REQUIREMENTS: Extract all of the data and reproduce it precisely.

***** RECORDS TO PROCESS

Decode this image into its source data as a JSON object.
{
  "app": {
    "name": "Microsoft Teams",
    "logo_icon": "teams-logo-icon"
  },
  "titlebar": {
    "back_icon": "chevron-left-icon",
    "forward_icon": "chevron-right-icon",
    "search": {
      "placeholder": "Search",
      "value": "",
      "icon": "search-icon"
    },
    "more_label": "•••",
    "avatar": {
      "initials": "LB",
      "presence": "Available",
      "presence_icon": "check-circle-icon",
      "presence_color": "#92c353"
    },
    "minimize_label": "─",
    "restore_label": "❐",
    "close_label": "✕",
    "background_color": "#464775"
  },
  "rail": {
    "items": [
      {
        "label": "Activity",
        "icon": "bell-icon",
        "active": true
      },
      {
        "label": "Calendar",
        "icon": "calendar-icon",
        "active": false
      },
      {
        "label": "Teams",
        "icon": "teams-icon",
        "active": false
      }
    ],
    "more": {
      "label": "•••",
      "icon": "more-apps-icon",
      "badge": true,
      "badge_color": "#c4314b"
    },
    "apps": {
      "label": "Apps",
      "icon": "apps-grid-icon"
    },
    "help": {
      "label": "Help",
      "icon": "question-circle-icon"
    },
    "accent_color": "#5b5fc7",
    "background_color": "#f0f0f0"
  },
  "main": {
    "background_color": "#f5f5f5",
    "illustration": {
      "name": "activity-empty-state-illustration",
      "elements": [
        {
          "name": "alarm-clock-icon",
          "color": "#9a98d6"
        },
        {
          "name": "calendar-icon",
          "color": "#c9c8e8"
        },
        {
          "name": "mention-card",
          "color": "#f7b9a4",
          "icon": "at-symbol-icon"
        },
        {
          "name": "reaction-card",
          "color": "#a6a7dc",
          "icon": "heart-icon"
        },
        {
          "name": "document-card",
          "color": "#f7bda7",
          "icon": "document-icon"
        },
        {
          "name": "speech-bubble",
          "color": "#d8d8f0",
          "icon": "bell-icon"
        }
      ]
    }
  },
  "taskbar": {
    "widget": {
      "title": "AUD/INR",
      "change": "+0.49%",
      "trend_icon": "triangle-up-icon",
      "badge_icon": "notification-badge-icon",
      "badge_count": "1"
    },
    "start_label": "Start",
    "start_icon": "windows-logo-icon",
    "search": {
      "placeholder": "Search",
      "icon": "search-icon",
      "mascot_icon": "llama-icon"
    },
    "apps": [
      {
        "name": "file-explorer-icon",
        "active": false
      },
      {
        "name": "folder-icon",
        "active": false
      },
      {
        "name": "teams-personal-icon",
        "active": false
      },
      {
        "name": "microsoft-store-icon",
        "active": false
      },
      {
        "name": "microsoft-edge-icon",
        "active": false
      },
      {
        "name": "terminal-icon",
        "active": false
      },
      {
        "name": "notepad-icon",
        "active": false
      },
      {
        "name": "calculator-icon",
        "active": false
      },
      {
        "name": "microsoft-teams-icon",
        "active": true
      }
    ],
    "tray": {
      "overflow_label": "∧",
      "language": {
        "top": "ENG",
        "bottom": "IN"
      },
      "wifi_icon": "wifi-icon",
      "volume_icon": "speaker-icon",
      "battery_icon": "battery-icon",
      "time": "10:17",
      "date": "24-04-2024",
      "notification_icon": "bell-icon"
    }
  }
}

**********

SOLUTION TO THIS EXERCISE:
Decode this image into its source data as a JSON object.
{
  "app": {
    "name": "Microsoft Teams",
    "logo_icon": "teams-logo-icon"
  },
  "titlebar": {
    "back_icon": "chevron-left-icon",
    "forward_icon": "chevron-right-icon",
    "search": {
      "placeholder": "Search",
      "value": "",
      "icon": "search-icon"
    },
    "more_label": "•••",
    "avatar": {
      "initials": "LB",
      "presence": "Available",
      "presence_icon": "check-circle-icon",
      "presence_color": "#92c353"
    },
    "minimize_label": "─",
    "restore_label": "❐",
    "close_label": "✕",
    "background_color": "#464775"
  },
  "rail": {
    "items": [
      {
        "label": "Activity",
        "icon": "bell-icon",
        "active": true
      },
      {
        "label": "Calendar",
        "icon": "calendar-icon",
        "active": false
      },
      {
        "label": "Teams",
        "icon": "teams-icon",
        "active": false
      }
    ],
    "more": {
      "label": "•••",
      "icon": "more-apps-icon",
      "badge": true,
      "badge_color": "#c4314b"
    },
    "apps": {
      "label": "Apps",
      "icon": "apps-grid-icon"
    },
    "help": {
      "label": "Help",
      "icon": "question-circle-icon"
    },
    "accent_color": "#5b5fc7",
    "background_color": "#f0f0f0"
  },
  "main": {
    "background_color": "#f5f5f5",
    "illustration": {
      "name": "activity-empty-state-illustration",
      "elements": [
        {
          "name": "alarm-clock-icon",
          "color": "#9a98d6"
        },
        {
          "name": "calendar-icon",
          "color": "#c9c8e8"
        },
        {
          "name": "mention-card",
          "color": "#f7b9a4",
          "icon": "at-symbol-icon"
        },
        {
          "name": "reaction-card",
          "color": "#a6a7dc",
          "icon": "heart-icon"
        },
        {
          "name": "document-card",
          "color": "#f7bda7",
          "icon": "document-icon"
        },
        {
          "name": "speech-bubble",
          "color": "#d8d8f0",
          "icon": "bell-icon"
        }
      ]
    }
  },
  "taskbar": {
    "widget": {
      "title": "AUD/INR",
      "change": "+0.49%",
      "trend_icon": "triangle-up-icon",
      "badge_icon": "notification-badge-icon",
      "badge_count": "1"
    },
    "start_label": "Start",
    "start_icon": "windows-logo-icon",
    "search": {
      "placeholder": "Search",
      "icon": "search-icon",
      "mascot_icon": "llama-icon"
    },
    "apps": [
      {
        "name": "file-explorer-icon",
        "active": false
      },
      {
        "name": "folder-icon",
        "active": false
      },
      {
        "name": "teams-personal-icon",
        "active": false
      },
      {
        "name": "microsoft-store-icon",
        "active": false
      },
      {
        "name": "microsoft-edge-icon",
        "active": false
      },
      {
        "name": "terminal-icon",
        "active": false
      },
      {
        "name": "notepad-icon",
        "active": false
      },
      {
        "name": "calculator-icon",
        "active": false
      },
      {
        "name": "microsoft-teams-icon",
        "active": true
      }
    ],
    "tray": {
      "overflow_label": "∧",
      "language": {
        "top": "ENG",
        "bottom": "IN"
      },
      "wifi_icon": "wifi-icon",
      "volume_icon": "speaker-icon",
      "battery_icon": "battery-icon",
      "time": "10:17",
      "date": "24-04-2024",
      "notification_icon": "bell-icon"
    }
  }
}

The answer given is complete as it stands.